Task description:
Spot each line that carries the word "International"; copy those lines.
---------- Data supplied ----------
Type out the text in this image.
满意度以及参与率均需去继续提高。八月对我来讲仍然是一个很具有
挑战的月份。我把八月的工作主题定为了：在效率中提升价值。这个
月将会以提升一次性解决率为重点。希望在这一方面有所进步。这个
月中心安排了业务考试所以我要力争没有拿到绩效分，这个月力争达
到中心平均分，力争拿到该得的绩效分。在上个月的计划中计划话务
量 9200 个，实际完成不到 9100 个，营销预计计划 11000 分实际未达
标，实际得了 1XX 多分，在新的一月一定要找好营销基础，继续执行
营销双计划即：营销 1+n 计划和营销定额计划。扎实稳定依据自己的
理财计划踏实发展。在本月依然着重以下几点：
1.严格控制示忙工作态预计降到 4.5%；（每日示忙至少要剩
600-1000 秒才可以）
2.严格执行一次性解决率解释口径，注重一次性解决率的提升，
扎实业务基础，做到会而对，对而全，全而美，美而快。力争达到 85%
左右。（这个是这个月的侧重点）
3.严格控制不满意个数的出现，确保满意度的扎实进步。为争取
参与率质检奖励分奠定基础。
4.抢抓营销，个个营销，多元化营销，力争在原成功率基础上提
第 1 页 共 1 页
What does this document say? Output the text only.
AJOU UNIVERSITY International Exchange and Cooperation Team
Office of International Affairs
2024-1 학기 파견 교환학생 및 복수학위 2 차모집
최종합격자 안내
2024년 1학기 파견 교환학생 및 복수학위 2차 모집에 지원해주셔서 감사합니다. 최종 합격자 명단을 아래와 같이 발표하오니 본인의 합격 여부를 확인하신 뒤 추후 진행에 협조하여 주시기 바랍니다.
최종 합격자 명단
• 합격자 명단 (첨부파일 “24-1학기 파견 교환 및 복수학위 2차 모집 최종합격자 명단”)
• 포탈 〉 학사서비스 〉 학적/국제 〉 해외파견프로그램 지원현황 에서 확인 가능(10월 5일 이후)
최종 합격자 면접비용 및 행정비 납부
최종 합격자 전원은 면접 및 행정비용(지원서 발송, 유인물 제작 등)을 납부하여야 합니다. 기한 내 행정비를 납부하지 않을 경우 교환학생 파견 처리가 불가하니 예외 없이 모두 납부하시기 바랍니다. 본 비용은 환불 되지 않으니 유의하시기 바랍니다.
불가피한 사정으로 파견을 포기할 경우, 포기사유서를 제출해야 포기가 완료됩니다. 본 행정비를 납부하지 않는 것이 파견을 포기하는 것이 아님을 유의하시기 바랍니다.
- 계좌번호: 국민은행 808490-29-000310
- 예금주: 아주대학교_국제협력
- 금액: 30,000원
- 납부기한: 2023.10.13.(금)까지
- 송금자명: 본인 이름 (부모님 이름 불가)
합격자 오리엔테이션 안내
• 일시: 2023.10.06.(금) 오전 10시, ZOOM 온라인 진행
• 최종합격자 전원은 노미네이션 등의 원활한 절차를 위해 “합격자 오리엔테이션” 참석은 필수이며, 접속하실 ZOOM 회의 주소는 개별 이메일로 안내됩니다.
----------
Finished task:
AJOU UNIVERSITY International Exchange and Cooperation Team
Office of International Affairs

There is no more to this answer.